Your objective ▸
Wherever the word "username" appears in a line, copy that line.

Input records ▸
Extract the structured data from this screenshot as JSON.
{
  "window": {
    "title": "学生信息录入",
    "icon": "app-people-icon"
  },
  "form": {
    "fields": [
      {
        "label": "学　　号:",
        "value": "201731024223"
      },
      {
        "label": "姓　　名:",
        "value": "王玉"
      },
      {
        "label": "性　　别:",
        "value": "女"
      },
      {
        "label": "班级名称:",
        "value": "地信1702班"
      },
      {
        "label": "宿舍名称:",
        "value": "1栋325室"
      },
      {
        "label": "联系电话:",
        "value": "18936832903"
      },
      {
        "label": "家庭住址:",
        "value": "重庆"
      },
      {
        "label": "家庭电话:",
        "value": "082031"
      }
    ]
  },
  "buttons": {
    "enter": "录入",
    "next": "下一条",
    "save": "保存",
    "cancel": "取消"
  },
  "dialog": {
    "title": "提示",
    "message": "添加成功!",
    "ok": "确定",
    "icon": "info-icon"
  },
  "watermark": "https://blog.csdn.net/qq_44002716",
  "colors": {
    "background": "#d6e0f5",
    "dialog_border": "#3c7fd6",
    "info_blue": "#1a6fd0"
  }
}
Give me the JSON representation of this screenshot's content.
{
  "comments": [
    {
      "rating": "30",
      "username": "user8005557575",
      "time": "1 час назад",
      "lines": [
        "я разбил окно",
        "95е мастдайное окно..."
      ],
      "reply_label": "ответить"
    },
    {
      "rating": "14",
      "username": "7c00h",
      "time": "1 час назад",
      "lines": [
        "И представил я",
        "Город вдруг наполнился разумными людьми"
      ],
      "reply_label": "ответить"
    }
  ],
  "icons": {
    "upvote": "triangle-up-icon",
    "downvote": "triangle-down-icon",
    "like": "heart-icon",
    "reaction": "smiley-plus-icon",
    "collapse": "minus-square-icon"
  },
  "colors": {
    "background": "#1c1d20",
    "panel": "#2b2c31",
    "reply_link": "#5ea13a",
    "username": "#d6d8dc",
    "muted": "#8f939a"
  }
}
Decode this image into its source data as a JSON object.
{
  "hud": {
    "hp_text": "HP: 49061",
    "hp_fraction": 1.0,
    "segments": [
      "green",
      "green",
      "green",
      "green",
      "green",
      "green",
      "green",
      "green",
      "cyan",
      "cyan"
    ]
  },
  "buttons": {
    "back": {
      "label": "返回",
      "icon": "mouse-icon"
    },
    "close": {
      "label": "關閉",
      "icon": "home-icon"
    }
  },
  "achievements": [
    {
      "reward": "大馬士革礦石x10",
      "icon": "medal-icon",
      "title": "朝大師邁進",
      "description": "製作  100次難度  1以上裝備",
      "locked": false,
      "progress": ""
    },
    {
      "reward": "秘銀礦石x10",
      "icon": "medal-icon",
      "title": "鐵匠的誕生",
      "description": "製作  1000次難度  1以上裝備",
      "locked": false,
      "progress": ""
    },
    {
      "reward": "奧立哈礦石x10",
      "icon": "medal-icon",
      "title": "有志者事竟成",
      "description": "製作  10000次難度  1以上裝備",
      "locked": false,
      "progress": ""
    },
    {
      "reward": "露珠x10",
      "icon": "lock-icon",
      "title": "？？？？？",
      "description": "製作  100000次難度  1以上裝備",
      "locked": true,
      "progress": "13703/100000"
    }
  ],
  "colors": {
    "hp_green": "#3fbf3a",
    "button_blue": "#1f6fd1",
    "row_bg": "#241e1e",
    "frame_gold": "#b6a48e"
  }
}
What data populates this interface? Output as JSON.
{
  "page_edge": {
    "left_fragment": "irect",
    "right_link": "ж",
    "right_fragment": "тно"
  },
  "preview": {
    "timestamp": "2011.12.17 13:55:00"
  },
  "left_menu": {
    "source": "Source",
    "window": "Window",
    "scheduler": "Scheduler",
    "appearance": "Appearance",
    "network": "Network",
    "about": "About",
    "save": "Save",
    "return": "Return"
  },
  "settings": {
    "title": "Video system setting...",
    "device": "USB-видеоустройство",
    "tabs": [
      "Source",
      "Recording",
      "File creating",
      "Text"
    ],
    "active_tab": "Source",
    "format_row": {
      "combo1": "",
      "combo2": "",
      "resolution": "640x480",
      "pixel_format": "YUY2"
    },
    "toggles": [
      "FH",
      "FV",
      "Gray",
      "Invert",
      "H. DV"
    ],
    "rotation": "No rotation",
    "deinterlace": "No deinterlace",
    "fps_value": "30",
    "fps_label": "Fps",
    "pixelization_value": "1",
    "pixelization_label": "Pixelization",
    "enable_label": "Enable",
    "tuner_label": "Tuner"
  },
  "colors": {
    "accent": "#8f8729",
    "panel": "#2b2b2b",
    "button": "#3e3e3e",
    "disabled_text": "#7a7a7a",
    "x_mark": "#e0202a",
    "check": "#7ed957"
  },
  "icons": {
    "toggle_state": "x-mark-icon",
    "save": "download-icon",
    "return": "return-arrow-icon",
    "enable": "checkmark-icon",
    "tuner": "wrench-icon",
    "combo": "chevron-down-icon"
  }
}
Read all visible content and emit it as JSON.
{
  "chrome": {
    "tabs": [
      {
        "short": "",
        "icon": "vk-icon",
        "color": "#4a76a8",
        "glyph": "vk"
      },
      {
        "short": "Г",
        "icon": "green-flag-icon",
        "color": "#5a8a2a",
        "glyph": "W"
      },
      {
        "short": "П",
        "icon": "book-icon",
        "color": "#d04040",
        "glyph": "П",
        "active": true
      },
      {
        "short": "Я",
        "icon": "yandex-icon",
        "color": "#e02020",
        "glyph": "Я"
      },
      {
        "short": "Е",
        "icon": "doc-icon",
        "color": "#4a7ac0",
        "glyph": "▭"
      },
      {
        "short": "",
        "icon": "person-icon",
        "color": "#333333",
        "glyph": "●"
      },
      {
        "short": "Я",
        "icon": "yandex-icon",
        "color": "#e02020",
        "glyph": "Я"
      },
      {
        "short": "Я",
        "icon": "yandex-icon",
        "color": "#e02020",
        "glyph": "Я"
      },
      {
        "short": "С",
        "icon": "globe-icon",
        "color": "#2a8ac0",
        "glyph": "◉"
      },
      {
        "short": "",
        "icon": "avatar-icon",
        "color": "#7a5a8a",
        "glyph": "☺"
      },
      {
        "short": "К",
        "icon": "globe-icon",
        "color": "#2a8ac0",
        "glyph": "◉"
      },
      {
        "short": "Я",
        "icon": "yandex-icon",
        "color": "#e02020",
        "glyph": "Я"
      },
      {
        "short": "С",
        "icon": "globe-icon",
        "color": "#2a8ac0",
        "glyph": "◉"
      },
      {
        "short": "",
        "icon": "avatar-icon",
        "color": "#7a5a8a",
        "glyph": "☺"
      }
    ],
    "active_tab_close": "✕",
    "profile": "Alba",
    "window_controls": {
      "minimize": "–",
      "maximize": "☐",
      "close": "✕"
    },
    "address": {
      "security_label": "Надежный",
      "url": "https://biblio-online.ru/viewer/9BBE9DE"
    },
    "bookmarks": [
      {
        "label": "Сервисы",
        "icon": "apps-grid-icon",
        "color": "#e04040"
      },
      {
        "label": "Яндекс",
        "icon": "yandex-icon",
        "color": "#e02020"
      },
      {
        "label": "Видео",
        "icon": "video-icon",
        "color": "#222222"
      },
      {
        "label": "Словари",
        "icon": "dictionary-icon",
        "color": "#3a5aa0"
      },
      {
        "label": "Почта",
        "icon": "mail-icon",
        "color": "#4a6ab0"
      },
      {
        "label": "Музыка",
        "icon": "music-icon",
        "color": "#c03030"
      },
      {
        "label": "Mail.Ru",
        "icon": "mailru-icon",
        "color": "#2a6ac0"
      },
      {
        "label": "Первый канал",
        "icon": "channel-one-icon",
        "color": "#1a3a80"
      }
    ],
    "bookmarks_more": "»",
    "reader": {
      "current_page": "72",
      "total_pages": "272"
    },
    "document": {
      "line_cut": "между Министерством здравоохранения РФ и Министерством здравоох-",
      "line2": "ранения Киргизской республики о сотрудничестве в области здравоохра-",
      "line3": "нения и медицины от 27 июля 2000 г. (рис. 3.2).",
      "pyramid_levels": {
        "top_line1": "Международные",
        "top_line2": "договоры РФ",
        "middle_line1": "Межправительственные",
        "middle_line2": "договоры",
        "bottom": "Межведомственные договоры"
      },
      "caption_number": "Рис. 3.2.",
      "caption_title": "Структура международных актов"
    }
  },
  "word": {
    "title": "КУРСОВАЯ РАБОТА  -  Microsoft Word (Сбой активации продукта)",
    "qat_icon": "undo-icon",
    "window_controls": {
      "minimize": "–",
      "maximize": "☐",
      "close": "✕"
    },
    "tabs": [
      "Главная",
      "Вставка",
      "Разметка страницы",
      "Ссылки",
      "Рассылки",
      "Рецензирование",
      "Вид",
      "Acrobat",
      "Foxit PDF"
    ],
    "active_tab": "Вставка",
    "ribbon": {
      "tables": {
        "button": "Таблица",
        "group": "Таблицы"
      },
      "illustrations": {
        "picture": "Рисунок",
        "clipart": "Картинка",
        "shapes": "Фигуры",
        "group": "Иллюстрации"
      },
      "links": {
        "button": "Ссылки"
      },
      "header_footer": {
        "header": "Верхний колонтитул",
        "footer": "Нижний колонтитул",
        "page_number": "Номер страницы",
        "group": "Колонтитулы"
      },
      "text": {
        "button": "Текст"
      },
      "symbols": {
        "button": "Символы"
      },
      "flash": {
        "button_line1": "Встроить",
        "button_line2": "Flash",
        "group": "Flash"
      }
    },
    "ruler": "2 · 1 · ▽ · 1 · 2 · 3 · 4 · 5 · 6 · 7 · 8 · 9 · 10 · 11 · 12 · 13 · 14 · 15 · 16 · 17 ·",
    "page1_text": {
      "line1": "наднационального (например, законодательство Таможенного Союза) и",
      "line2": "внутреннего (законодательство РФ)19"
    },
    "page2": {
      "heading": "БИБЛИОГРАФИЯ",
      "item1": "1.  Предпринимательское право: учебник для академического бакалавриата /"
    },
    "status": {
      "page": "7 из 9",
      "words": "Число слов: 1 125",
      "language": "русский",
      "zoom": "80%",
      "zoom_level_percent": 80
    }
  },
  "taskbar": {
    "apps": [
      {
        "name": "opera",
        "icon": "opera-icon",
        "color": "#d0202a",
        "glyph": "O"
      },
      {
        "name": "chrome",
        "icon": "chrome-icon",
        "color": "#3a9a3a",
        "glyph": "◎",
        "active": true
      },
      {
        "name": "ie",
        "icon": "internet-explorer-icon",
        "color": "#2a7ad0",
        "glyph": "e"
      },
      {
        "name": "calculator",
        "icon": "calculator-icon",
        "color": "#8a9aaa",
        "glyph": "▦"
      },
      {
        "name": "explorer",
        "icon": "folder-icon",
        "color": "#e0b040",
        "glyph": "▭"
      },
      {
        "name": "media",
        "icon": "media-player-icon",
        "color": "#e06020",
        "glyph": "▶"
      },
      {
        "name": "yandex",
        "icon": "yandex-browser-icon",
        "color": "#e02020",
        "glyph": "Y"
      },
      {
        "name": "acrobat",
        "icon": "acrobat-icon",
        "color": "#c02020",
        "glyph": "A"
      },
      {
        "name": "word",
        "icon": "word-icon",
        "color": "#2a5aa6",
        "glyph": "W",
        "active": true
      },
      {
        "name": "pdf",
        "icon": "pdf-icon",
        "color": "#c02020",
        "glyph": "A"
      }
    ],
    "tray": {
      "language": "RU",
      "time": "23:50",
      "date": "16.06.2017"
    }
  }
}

Finished answer ▸
      "username": "user8005557575",
      "username": "7c00h",
    "username": "#d6d8dc",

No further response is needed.